== DATASET CONTENT ==
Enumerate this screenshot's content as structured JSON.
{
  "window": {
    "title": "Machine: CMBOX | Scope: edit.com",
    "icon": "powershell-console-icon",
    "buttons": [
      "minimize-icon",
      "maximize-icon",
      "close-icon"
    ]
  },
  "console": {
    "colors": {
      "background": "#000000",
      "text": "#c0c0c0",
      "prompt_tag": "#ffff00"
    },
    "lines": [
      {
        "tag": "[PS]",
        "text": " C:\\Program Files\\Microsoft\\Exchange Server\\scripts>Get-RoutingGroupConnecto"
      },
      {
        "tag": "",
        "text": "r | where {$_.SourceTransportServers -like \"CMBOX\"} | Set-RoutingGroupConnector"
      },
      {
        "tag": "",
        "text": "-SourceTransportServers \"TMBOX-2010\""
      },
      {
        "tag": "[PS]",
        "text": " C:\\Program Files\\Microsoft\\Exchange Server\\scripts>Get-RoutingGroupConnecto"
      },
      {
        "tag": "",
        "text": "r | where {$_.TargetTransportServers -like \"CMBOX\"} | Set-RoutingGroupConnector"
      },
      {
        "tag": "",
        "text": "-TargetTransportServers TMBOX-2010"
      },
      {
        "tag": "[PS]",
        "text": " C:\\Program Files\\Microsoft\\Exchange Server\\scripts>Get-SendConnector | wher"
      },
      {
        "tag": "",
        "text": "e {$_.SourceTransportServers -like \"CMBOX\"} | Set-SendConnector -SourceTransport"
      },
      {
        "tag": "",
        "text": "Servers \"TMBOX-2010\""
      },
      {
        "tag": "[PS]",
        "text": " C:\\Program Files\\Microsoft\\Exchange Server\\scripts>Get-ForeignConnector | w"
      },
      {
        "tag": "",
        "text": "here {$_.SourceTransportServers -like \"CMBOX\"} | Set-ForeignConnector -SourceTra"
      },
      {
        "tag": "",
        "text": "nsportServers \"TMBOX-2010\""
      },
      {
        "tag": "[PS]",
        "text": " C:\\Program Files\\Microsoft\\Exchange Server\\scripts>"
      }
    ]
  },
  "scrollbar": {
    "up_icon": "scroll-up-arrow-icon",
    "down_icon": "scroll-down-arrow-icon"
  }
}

== CHALLENGE ==
Quote every record above exactly.

== THE RESPONSE ==
Enumerate this screenshot's content as structured JSON.
{
  "window": {
    "title": "Machine: CMBOX | Scope: edit.com",
    "icon": "powershell-console-icon",
    "buttons": [
      "minimize-icon",
      "maximize-icon",
      "close-icon"
    ]
  },
  "console": {
    "colors": {
      "background": "#000000",
      "text": "#c0c0c0",
      "prompt_tag": "#ffff00"
    },
    "lines": [
      {
        "tag": "[PS]",
        "text": " C:\\Program Files\\Microsoft\\Exchange Server\\scripts>Get-RoutingGroupConnecto"
      },
      {
        "tag": "",
        "text": "r | where {$_.SourceTransportServers -like \"CMBOX\"} | Set-RoutingGroupConnector"
      },
      {
        "tag": "",
        "text": "-SourceTransportServers \"TMBOX-2010\""
      },
      {
        "tag": "[PS]",
        "text": " C:\\Program Files\\Microsoft\\Exchange Server\\scripts>Get-RoutingGroupConnecto"
      },
      {
        "tag": "",
        "text": "r | where {$_.TargetTransportServers -like \"CMBOX\"} | Set-RoutingGroupConnector"
      },
      {
        "tag": "",
        "text": "-TargetTransportServers TMBOX-2010"
      },
      {
        "tag": "[PS]",
        "text": " C:\\Program Files\\Microsoft\\Exchange Server\\scripts>Get-SendConnector | wher"
      },
      {
        "tag": "",
        "text": "e {$_.SourceTransportServers -like \"CMBOX\"} | Set-SendConnector -SourceTransport"
      },
      {
        "tag": "",
        "text": "Servers \"TMBOX-2010\""
      },
      {
        "tag": "[PS]",
        "text": " C:\\Program Files\\Microsoft\\Exchange Server\\scripts>Get-ForeignConnector | w"
      },
      {
        "tag": "",
        "text": "here {$_.SourceTransportServers -like \"CMBOX\"} | Set-ForeignConnector -SourceTra"
      },
      {
        "tag": "",
        "text": "nsportServers \"TMBOX-2010\""
      },
      {
        "tag": "[PS]",
        "text": " C:\\Program Files\\Microsoft\\Exchange Server\\scripts>"
      }
    ]
  },
  "scrollbar": {
    "up_icon": "scroll-up-arrow-icon",
    "down_icon": "scroll-down-arrow-icon"
  }
}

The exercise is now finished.